» **Prompt**
Select lines where the word "Pitch" appears.
++++ Given entries ++++
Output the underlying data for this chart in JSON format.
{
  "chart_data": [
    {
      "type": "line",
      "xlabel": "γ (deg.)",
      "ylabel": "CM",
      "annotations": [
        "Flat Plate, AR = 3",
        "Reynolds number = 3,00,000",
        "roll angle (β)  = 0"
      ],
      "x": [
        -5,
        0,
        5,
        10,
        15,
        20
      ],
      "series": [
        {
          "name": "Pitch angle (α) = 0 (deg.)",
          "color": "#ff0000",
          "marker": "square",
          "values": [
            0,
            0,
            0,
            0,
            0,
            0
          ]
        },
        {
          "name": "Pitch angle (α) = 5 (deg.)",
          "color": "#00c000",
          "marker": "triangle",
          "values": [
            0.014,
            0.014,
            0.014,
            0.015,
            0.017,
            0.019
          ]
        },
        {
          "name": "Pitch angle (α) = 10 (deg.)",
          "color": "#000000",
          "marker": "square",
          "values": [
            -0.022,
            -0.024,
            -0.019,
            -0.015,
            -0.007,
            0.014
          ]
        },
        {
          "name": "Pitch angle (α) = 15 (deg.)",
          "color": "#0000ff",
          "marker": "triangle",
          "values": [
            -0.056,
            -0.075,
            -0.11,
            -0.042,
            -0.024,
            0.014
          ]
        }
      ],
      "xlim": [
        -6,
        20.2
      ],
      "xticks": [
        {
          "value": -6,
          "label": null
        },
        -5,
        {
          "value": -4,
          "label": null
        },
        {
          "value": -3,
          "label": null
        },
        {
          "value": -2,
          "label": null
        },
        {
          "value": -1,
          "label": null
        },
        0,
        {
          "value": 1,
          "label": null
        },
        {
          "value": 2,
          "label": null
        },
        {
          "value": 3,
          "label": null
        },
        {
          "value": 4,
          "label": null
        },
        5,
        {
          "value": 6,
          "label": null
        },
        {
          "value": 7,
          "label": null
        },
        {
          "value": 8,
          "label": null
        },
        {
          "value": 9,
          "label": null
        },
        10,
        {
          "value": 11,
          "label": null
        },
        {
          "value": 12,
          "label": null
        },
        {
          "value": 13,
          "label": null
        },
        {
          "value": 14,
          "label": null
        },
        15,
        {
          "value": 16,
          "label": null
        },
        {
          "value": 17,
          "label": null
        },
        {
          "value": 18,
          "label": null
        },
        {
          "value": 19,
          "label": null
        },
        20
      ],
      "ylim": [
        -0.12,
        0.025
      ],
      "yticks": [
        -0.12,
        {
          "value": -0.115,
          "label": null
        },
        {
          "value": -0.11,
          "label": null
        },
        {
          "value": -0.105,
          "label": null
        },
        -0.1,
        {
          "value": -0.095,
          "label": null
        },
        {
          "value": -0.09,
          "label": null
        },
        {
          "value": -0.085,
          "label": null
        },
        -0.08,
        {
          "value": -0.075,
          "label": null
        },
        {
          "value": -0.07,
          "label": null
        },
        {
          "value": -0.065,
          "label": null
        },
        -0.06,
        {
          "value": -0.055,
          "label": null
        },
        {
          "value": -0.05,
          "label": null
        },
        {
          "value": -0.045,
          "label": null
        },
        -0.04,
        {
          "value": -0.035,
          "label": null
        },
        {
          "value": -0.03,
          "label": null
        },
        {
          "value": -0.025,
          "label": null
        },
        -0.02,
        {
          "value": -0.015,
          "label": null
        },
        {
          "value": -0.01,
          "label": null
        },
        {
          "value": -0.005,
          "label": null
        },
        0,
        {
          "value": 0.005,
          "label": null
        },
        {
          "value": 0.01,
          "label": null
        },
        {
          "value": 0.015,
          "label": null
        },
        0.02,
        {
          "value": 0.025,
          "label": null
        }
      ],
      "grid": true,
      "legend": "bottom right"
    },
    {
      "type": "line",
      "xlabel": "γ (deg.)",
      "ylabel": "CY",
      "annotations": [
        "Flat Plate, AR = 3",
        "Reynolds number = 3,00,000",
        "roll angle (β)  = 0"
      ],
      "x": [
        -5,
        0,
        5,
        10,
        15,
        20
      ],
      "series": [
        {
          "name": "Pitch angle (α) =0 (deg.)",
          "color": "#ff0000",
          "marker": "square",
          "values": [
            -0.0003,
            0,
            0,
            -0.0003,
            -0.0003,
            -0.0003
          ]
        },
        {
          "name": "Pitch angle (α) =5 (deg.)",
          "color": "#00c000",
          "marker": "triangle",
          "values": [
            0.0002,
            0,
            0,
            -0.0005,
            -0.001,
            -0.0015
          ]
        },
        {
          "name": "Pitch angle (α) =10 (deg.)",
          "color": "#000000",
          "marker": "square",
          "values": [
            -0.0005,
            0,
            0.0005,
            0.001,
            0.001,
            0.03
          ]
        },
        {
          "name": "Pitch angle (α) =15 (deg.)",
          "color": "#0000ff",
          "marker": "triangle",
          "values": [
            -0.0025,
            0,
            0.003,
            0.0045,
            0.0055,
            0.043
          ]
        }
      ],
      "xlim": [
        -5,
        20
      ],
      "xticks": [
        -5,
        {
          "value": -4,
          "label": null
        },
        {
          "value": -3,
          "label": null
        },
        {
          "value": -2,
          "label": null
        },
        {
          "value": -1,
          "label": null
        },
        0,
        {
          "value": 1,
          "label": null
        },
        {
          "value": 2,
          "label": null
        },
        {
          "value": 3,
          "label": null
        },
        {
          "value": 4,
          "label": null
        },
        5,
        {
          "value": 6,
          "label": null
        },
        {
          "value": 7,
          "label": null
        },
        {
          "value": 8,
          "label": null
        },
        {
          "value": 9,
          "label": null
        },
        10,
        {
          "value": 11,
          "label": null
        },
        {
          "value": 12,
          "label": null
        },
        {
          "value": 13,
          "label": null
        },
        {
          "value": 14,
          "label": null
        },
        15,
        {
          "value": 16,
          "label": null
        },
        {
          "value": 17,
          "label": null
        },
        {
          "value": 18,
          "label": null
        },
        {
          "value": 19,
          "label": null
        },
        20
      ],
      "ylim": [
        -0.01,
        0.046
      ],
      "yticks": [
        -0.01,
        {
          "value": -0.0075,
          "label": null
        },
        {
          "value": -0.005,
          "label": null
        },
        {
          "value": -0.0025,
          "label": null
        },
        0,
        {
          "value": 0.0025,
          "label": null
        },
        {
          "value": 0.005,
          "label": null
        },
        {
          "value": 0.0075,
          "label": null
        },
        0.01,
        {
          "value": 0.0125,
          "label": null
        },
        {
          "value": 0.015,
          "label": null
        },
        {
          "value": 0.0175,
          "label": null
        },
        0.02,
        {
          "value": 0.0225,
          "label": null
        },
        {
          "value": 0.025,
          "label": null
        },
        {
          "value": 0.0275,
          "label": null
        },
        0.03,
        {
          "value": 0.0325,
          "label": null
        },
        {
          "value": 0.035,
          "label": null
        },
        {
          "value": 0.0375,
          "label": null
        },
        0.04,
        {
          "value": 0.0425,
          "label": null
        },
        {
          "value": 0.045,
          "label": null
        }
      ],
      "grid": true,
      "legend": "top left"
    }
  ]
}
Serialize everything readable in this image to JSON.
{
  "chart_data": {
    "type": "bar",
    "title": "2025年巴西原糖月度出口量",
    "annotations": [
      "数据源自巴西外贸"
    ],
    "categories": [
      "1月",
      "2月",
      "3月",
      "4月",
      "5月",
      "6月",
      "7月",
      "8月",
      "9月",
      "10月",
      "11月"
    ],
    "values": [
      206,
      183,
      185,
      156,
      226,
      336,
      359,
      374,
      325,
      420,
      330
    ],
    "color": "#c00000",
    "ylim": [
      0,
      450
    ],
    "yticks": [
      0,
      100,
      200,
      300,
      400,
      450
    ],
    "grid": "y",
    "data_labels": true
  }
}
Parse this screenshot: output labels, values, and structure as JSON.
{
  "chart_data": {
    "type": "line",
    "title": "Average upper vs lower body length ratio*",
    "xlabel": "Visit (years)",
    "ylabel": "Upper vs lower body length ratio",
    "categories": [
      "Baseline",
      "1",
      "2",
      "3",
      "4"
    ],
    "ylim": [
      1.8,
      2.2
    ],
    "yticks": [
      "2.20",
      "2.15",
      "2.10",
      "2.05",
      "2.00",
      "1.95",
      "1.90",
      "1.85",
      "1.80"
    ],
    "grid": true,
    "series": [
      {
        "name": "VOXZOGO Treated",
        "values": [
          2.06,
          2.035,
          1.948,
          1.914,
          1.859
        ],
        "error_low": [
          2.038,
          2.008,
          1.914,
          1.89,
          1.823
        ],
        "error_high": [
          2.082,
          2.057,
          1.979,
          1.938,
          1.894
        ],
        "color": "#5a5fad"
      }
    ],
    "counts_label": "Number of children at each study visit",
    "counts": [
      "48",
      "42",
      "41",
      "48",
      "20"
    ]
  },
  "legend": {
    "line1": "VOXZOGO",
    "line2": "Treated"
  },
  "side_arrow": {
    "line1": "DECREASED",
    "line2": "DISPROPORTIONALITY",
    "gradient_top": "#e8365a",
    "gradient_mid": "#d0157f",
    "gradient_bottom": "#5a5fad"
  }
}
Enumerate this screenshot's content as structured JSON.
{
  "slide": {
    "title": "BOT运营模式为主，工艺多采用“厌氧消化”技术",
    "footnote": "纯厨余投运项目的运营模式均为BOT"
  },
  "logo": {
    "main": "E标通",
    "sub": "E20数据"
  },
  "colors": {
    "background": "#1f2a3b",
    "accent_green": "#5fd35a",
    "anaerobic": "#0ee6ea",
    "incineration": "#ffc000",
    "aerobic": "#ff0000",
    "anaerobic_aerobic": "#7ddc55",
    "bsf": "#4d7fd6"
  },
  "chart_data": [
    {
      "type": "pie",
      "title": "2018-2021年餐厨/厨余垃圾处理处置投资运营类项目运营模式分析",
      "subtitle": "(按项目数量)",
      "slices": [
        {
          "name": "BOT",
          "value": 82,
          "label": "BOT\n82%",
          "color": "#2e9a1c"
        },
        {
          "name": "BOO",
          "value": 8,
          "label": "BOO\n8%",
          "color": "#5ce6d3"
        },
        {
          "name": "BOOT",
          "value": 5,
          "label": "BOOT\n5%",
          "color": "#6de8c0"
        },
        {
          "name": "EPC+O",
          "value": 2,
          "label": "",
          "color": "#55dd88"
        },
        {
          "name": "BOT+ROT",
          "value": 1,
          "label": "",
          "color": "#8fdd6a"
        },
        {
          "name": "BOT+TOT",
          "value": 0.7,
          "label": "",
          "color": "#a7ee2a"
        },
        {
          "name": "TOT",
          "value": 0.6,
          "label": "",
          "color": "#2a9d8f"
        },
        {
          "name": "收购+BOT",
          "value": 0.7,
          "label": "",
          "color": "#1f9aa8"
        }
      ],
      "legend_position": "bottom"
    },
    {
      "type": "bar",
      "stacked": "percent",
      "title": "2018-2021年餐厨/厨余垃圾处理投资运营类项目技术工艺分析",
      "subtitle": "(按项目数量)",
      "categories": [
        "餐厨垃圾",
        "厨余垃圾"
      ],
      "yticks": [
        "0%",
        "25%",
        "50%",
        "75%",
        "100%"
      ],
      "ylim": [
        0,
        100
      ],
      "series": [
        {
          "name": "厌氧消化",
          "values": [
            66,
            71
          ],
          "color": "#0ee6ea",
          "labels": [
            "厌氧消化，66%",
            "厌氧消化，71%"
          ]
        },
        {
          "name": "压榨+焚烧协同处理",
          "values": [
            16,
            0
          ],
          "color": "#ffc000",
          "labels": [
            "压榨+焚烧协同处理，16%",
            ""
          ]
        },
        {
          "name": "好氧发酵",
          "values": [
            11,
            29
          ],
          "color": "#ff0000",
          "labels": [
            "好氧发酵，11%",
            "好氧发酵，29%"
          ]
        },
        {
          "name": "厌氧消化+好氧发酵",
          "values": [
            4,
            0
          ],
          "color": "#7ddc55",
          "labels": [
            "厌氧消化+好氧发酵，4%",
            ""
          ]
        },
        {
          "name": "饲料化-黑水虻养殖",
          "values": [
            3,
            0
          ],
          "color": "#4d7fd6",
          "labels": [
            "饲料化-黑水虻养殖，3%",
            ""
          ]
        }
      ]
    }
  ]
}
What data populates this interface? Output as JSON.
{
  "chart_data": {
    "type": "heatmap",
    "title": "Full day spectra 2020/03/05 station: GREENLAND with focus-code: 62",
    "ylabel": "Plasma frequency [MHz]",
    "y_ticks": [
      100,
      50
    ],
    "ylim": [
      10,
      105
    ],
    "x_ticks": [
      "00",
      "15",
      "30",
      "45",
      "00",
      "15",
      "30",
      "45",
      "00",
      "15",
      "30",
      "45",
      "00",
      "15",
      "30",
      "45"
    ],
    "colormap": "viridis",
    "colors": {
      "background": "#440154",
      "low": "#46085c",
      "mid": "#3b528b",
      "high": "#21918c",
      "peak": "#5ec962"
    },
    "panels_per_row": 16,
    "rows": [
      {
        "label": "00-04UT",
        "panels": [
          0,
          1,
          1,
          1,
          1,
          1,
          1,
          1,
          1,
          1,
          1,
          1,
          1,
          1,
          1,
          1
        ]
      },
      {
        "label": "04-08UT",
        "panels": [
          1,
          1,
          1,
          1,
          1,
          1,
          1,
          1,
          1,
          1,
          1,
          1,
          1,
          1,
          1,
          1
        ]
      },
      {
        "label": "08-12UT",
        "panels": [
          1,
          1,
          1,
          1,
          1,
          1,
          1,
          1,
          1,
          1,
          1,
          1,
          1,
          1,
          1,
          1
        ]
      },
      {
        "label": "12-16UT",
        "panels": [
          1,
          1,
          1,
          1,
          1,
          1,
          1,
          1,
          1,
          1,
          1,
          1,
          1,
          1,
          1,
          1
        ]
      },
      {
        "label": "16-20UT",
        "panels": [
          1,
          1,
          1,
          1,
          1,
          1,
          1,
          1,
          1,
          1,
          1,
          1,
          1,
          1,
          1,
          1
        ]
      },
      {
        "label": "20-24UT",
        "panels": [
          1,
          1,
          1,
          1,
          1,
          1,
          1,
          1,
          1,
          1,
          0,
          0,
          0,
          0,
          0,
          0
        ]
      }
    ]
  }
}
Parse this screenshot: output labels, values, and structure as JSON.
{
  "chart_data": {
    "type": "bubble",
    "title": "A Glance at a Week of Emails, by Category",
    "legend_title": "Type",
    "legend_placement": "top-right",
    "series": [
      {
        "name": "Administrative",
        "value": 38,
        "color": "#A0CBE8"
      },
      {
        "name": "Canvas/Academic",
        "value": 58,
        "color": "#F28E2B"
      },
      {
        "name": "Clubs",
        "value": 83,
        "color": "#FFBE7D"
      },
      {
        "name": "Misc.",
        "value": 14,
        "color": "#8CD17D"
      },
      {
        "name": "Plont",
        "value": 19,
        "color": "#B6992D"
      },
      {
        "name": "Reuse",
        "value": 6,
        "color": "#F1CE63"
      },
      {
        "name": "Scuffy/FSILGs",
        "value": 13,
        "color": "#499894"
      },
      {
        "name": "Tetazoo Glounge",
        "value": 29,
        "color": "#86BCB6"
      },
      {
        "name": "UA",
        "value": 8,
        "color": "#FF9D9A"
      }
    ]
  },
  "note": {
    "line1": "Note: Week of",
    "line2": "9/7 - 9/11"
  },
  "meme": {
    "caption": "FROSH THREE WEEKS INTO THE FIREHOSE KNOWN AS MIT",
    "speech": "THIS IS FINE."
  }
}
++++
» **Exercise result**
          "name": "Pitch angle (α) = 0 (deg.)",
          "name": "Pitch angle (α) = 5 (deg.)",
          "name": "Pitch angle (α) = 10 (deg.)",
          "name": "Pitch angle (α) = 15 (deg.)",
          "name": "Pitch angle (α) =0 (deg.)",
          "name": "Pitch angle (α) =5 (deg.)",
          "name": "Pitch angle (α) =10 (deg.)",
          "name": "Pitch angle (α) =15 (deg.)",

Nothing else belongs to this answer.